PAGE TEXT below:
Long story short: this has all been done. It gets much harder to sort out multiple drivers of a result when there are several, and rather than my 33-year-old single stats course, which barely touched on the problem of multiple regression, you might want to be a PhD with several grad students or something. Perhaps at Harvard University, as noted by your True/Slant contributor Austin Considine. The Harvard Science Article that Austin links to in turn, notes that:

The study, which analyzed data from national surveys carried out by the Centers for Disease Control and Prevention (CDC), assessed death rates after taking into account education, income, and many other factors, including smoking, drinking, and obesity. It estimated that lack of health insurance causes 44,789 excess deaths annually.
The "death rate" and the "life span" are basically the same study, or at least very tightly linked. One is the number of years per life, the other the number of lives ending per year. What numerate people call a "first derivative".

"Average Life Span" is a function of the number of people who die at 45, at 46, at 47, and so on. Combine that with the demographic curve of the population, the number of people that ARE 45, 46, 47... and you have the yearly death rate.

I'm speaking in rather broad strokes compared to what I'm sure the Harvard study did. Especially to get the article accepted by the American Journal of Public Health, they would have been most sophisticated about their stats.

Working with their raw data, a much better estimate could be made of the contribution that lack of insurance makes to life span. Perhaps Harvard did so, if one reads the actual paper. But admit, it was much more dramatic, and just as correct, to state it in the news release as higher number of deaths per year.

Ms McArdle's article mentions these "observational studies". She apparently wrote this recently-published article before the September 17th, 2009 Harvard publication, because she doesn't mention it. (Or didn't understand that death-rate and life-span are so related, but I hope not that.) She notes that most of them are a little old, and casts doubts on the previous multiple regression "observational study" from the Institute of Medicine in 2002. That used similar methods, but had somewhat less data, taken from a "pioneering" 1993 study.
End of PAGE TEXT.
THE DATA below:
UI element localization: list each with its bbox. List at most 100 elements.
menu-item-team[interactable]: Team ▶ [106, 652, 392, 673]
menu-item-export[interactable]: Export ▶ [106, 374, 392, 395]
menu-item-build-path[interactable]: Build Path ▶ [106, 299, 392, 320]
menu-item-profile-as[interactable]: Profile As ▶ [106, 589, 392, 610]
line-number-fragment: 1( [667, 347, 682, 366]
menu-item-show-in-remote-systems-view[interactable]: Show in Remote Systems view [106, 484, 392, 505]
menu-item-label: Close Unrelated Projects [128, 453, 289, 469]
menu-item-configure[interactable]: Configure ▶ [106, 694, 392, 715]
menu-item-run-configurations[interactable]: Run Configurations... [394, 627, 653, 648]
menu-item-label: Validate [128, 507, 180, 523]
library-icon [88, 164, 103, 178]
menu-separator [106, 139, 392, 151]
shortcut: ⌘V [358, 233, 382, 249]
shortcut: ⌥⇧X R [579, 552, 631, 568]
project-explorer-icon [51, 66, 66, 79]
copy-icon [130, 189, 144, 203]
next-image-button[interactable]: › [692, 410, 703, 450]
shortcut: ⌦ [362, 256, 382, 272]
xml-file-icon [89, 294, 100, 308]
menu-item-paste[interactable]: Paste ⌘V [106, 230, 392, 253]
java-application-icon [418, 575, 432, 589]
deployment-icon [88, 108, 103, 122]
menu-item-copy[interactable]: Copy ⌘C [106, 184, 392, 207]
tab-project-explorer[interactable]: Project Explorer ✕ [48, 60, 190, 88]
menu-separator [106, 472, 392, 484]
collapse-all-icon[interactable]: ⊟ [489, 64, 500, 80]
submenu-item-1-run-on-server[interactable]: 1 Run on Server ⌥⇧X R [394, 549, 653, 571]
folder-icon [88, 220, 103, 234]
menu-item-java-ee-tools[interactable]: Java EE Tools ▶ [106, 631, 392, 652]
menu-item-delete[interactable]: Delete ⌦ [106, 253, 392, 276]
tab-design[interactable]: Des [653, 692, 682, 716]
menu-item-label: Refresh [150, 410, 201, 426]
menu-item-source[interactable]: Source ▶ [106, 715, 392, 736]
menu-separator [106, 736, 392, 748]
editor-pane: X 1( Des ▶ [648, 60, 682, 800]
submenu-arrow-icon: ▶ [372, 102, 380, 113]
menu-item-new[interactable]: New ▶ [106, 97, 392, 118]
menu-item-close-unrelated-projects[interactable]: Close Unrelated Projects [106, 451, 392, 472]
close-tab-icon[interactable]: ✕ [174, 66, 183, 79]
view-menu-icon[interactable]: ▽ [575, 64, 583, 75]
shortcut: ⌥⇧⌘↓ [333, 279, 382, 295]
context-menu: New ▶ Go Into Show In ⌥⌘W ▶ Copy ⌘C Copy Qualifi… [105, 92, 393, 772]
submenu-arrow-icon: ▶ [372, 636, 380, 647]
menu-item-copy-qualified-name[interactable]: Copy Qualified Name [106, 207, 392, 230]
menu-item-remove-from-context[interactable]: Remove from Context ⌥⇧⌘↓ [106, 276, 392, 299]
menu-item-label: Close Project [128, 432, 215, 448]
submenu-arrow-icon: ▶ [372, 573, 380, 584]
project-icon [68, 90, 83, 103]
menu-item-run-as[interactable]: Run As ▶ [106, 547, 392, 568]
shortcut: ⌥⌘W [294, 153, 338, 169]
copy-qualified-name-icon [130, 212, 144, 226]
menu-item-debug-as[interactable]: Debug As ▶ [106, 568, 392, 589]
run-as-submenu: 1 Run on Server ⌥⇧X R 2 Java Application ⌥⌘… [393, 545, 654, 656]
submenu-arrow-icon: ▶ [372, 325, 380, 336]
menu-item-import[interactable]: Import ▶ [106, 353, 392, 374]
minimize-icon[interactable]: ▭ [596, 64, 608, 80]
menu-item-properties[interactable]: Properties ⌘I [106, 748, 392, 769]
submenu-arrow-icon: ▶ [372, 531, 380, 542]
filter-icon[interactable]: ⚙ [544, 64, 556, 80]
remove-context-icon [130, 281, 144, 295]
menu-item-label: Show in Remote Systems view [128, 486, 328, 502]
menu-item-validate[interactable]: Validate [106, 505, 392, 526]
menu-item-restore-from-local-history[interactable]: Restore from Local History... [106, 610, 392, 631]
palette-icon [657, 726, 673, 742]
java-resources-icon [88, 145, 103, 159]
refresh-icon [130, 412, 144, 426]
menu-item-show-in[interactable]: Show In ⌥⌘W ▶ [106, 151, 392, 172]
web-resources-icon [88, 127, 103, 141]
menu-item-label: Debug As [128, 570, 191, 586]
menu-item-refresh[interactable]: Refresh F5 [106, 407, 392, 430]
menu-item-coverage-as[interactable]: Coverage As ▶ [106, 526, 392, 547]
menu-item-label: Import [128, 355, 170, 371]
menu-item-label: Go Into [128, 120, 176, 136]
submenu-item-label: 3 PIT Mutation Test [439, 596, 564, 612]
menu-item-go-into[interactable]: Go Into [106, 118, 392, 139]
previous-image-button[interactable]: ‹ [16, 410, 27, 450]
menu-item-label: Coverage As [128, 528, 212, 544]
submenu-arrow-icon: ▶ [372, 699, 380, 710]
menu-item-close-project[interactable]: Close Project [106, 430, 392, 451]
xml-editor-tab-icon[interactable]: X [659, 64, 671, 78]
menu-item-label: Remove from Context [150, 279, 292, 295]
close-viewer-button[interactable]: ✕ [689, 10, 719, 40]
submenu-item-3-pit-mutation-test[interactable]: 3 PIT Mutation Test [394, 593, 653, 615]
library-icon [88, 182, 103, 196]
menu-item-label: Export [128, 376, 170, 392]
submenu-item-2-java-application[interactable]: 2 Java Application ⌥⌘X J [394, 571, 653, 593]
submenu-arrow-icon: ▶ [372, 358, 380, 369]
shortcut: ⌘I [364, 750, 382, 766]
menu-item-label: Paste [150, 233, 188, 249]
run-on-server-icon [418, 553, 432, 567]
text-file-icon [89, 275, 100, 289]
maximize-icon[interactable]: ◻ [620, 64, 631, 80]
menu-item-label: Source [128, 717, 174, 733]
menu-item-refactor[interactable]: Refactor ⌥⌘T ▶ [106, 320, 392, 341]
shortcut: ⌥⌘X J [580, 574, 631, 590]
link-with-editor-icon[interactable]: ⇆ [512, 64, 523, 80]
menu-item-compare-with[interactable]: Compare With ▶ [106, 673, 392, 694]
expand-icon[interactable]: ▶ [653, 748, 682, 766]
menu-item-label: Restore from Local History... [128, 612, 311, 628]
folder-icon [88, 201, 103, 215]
End of THE DATA.
Carry on the text about uninsurance, death rates, and life span, picking up after its final sentence.

The contrary study that Ms McArdle spends some time on was done by Richard Kronick at UC San Diego. When I googled his name, I found a note from Jack Hadley and Timothy Waidmann at Health Services Research discussing his work and theirs, and the reconcilation between the two. They note that the effect of insurance is mostly on the health of the insured - they have better lives. Better generally means longer, but the number of "good years" may be more different than the number of total years.

Their first sentence notes that everybody is now only discussion how much insurance improves health, not whether it does; even Dr. Kronick is apparently on-board with that much; it's just the life span effect that he thinks is smaller than other researchers are concluding. To the extent that we should want health care that improves health while we live, even if it did not extend life's length, Ms. McArdle's article is a red herring. But, frankly, after looking over the Harvard press release, I'm still very inclined to believe they have something, and not that Dr. Kronick's work is some kind of debunking of a "Myth". It's another data-point among several.

I am not one of these researchers; neither I nor Ms. McArdle nor a battalion of bloggers are going to resolve the best estimate of insurance upon life span from many variant studies. What I do know, is that as a Canadian, I'm right off those graphs above: Canada, with its single-payer system, is at a national average of 80.7 years, better than Hawaii. Every developed country with universal insurance has longer life spans than the US, except for Portugal and Slovenia. So I'll just keep my single-payer while Ms McArdle figures it all out.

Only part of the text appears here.